>> begin

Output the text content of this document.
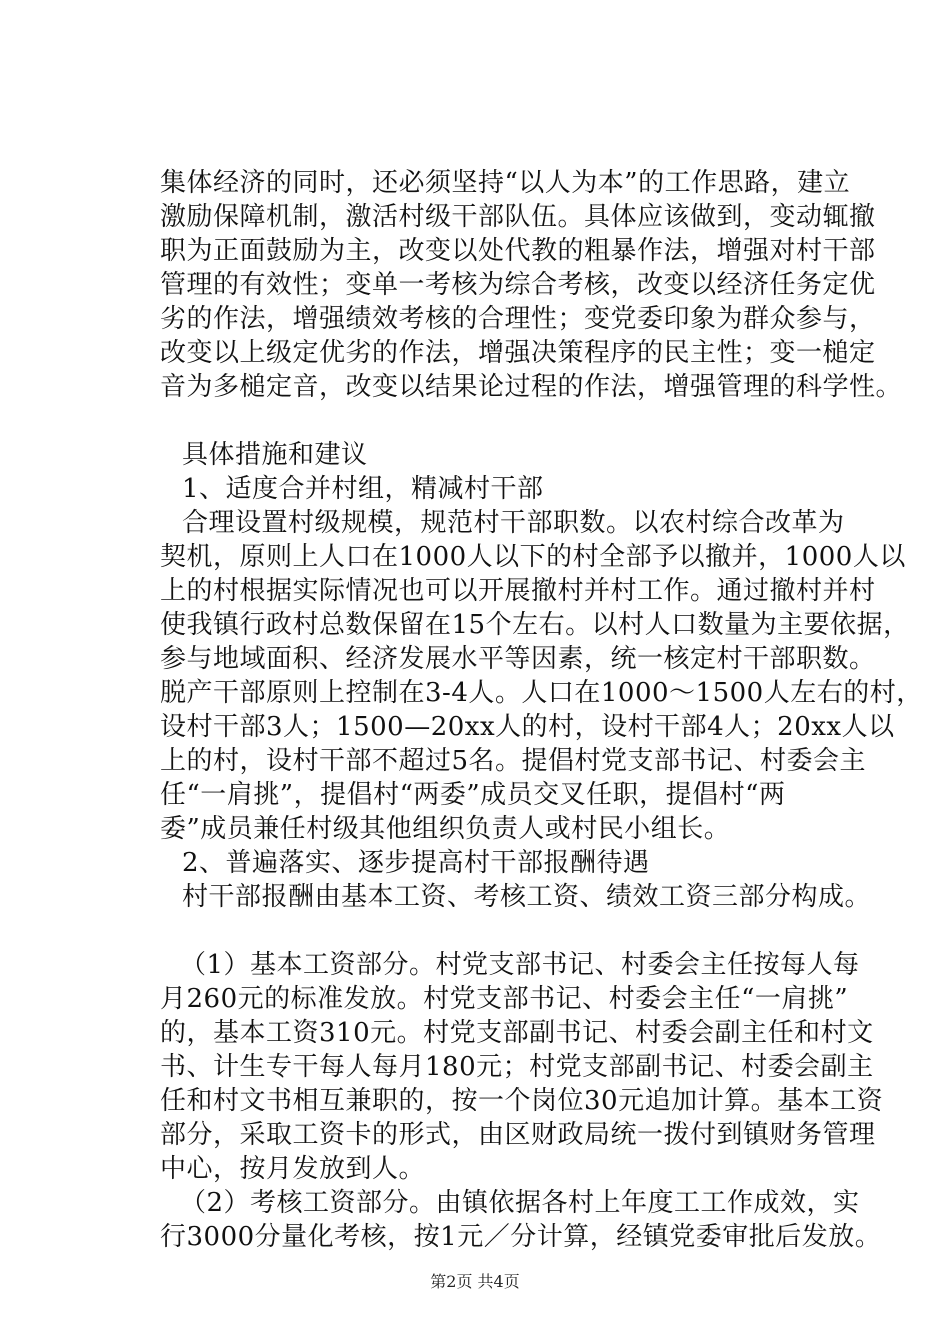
集体经济的同时，还必须坚持“以人为本”的工作思路，建立
激励保障机制，激活村级干部队伍。具体应该做到，变动辄撤
职为正面鼓励为主，改变以处代教的粗暴作法，增强对村干部
管理的有效性；变单一考核为综合考核，改变以经济任务定优
劣的作法，增强绩效考核的合理性；变党委印象为群众参与，
改变以上级定优劣的作法，增强决策程序的民主性；变一槌定
音为多槌定音，改变以结果论过程的作法，增强管理的科学性。
具体措施和建议
1、适度合并村组，精减村干部
合理设置村级规模，规范村干部职数。以农村综合改革为
契机，原则上人口在1000人以下的村全部予以撤并，1000人以
上的村根据实际情况也可以开展撤村并村工作。通过撤村并村
使我镇行政村总数保留在15个左右。以村人口数量为主要依据，
参与地域面积、经济发展水平等因素，统一核定村干部职数。
脱产干部原则上控制在3-4人。人口在1000～1500人左右的村，
设村干部3人；1500—20xx人的村，设村干部4人；20xx人以
上的村，设村干部不超过5名。提倡村党支部书记、村委会主
任“一肩挑”，提倡村“两委”成员交叉任职，提倡村“两
委”成员兼任村级其他组织负责人或村民小组长。
2、普遍落实、逐步提高村干部报酬待遇
村干部报酬由基本工资、考核工资、绩效工资三部分构成。
（1）基本工资部分。村党支部书记、村委会主任按每人每
月260元的标准发放。村党支部书记、村委会主任“一肩挑”
的，基本工资310元。村党支部副书记、村委会副主任和村文
书、计生专干每人每月180元；村党支部副书记、村委会副主
任和村文书相互兼职的，按一个岗位30元追加计算。基本工资
部分，采取工资卡的形式，由区财政局统一拨付到镇财务管理
中心，按月发放到人。
（2）考核工资部分。由镇依据各村上年度工工作成效，实
行3000分量化考核，按1元／分计算，经镇党委审批后发放。
第2页 共4页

>> end

- [EXERCISE]:
In the data above, tally the lines holding "村党支部副书记" and answer with the figure only.

- [EXERCISE SOLUTION]:
2